Collected data:
━━━━━━━━━━
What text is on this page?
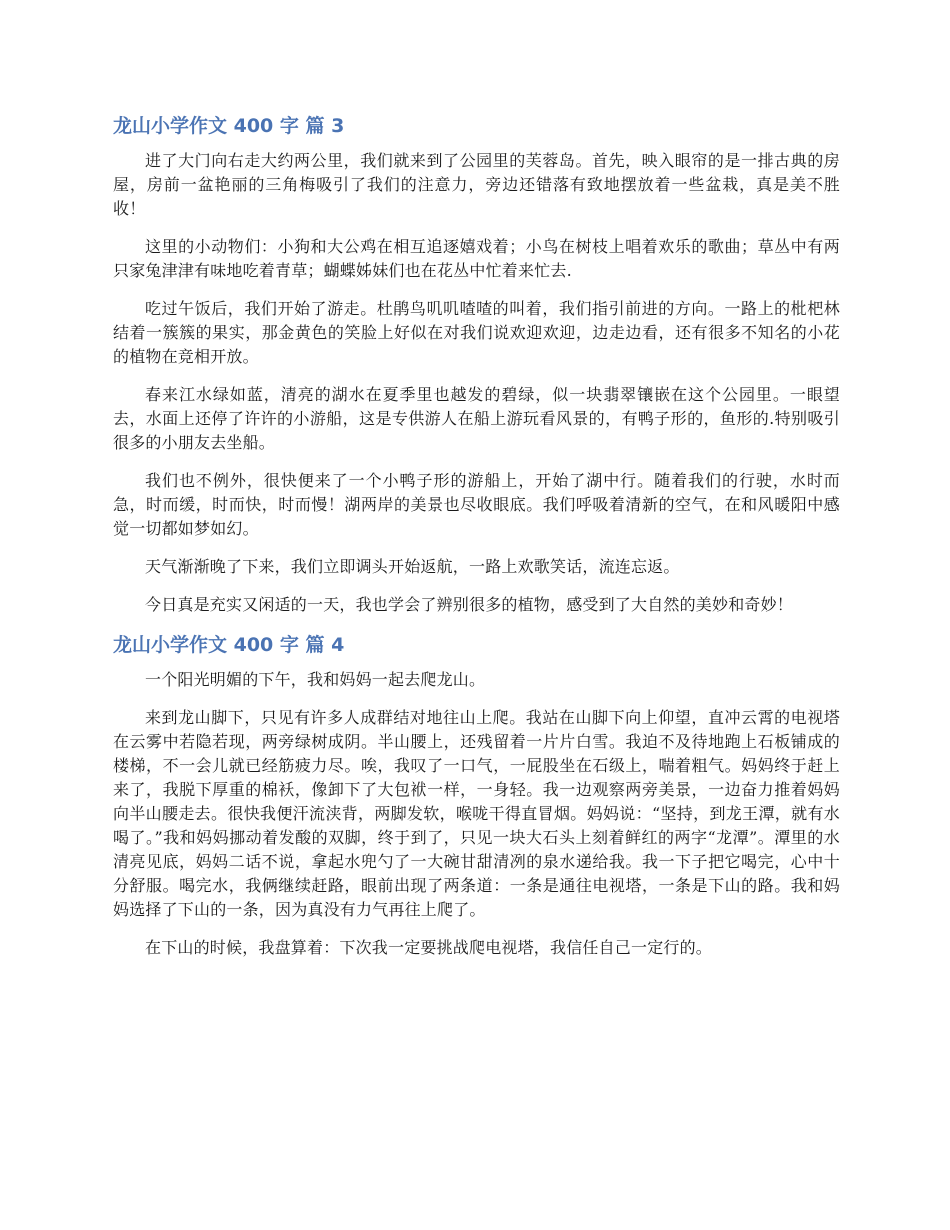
龙山小学作文 400 字 篇 3

进了大门向右走大约两公里，我们就来到了公园里的芙蓉岛。首先，映入眼帘的是一排古典的房屋，房前一盆艳丽的三角梅吸引了我们的注意力，旁边还错落有致地摆放着一些盆栽，真是美不胜收！

这里的小动物们：小狗和大公鸡在相互追逐嬉戏着；小鸟在树枝上唱着欢乐的歌曲；草丛中有两只家兔津津有味地吃着青草；蝴蝶姊妹们也在花丛中忙着来忙去.

吃过午饭后，我们开始了游走。杜鹃鸟叽叽喳喳的叫着，我们指引前进的方向。一路上的枇杷林结着一簇簇的果实，那金黄色的笑脸上好似在对我们说欢迎欢迎，边走边看，还有很多不知名的小花的植物在竞相开放。

春来江水绿如蓝，清亮的湖水在夏季里也越发的碧绿，似一块翡翠镶嵌在这个公园里。一眼望去，水面上还停了许许的小游船，这是专供游人在船上游玩看风景的，有鸭子形的，鱼形的.特别吸引很多的小朋友去坐船。

我们也不例外，很快便来了一个小鸭子形的游船上，开始了湖中行。随着我们的行驶，水时而急，时而缓，时而快，时而慢！湖两岸的美景也尽收眼底。我们呼吸着清新的空气，在和风暖阳中感觉一切都如梦如幻。

天气渐渐晚了下来，我们立即调头开始返航，一路上欢歌笑话，流连忘返。

今日真是充实又闲适的一天，我也学会了辨别很多的植物，感受到了大自然的美妙和奇妙！

龙山小学作文 400 字 篇 4

一个阳光明媚的下午，我和妈妈一起去爬龙山。

来到龙山脚下，只见有许多人成群结对地往山上爬。我站在山脚下向上仰望，直冲云霄的电视塔在云雾中若隐若现，两旁绿树成阴。半山腰上，还残留着一片片白雪。我迫不及待地跑上石板铺成的楼梯，不一会儿就已经筋疲力尽。唉，我叹了一口气，一屁股坐在石级上，喘着粗气。妈妈终于赶上来了，我脱下厚重的棉袄，像卸下了大包袱一样，一身轻。我一边观察两旁美景，一边奋力推着妈妈向半山腰走去。很快我便汗流浃背，两脚发软，喉咙干得直冒烟。妈妈说：“坚持，到龙王潭，就有水喝了。”我和妈妈挪动着发酸的双脚，终于到了，只见一块大石头上刻着鲜红的两字“龙潭”。潭里的水清亮见底，妈妈二话不说，拿起水兜勺了一大碗甘甜清冽的泉水递给我。我一下子把它喝完，心中十分舒服。喝完水，我俩继续赶路，眼前出现了两条道：一条是通往电视塔，一条是下山的路。我和妈妈选择了下山的一条，因为真没有力气再往上爬了。

在下山的时候，我盘算着：下次我一定要挑战爬电视塔，我信任自己一定行的。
━━━━━━━━━━
Output the records above exactly as they are, leaving out the pictures.

What text is on this page?
龙山小学作文 400 字 篇 3

进了大门向右走大约两公里，我们就来到了公园里的芙蓉岛。首先，映入眼帘的是一排古典的房屋，房前一盆艳丽的三角梅吸引了我们的注意力，旁边还错落有致地摆放着一些盆栽，真是美不胜收！

这里的小动物们：小狗和大公鸡在相互追逐嬉戏着；小鸟在树枝上唱着欢乐的歌曲；草丛中有两只家兔津津有味地吃着青草；蝴蝶姊妹们也在花丛中忙着来忙去.

吃过午饭后，我们开始了游走。杜鹃鸟叽叽喳喳的叫着，我们指引前进的方向。一路上的枇杷林结着一簇簇的果实，那金黄色的笑脸上好似在对我们说欢迎欢迎，边走边看，还有很多不知名的小花的植物在竞相开放。

春来江水绿如蓝，清亮的湖水在夏季里也越发的碧绿，似一块翡翠镶嵌在这个公园里。一眼望去，水面上还停了许许的小游船，这是专供游人在船上游玩看风景的，有鸭子形的，鱼形的.特别吸引很多的小朋友去坐船。

我们也不例外，很快便来了一个小鸭子形的游船上，开始了湖中行。随着我们的行驶，水时而急，时而缓，时而快，时而慢！湖两岸的美景也尽收眼底。我们呼吸着清新的空气，在和风暖阳中感觉一切都如梦如幻。

天气渐渐晚了下来，我们立即调头开始返航，一路上欢歌笑话，流连忘返。

今日真是充实又闲适的一天，我也学会了辨别很多的植物，感受到了大自然的美妙和奇妙！

龙山小学作文 400 字 篇 4

一个阳光明媚的下午，我和妈妈一起去爬龙山。

来到龙山脚下，只见有许多人成群结对地往山上爬。我站在山脚下向上仰望，直冲云霄的电视塔在云雾中若隐若现，两旁绿树成阴。半山腰上，还残留着一片片白雪。我迫不及待地跑上石板铺成的楼梯，不一会儿就已经筋疲力尽。唉，我叹了一口气，一屁股坐在石级上，喘着粗气。妈妈终于赶上来了，我脱下厚重的棉袄，像卸下了大包袱一样，一身轻。我一边观察两旁美景，一边奋力推着妈妈向半山腰走去。很快我便汗流浃背，两脚发软，喉咙干得直冒烟。妈妈说：“坚持，到龙王潭，就有水喝了。”我和妈妈挪动着发酸的双脚，终于到了，只见一块大石头上刻着鲜红的两字“龙潭”。潭里的水清亮见底，妈妈二话不说，拿起水兜勺了一大碗甘甜清冽的泉水递给我。我一下子把它喝完，心中十分舒服。喝完水，我俩继续赶路，眼前出现了两条道：一条是通往电视塔，一条是下山的路。我和妈妈选择了下山的一条，因为真没有力气再往上爬了。

在下山的时候，我盘算着：下次我一定要挑战爬电视塔，我信任自己一定行的。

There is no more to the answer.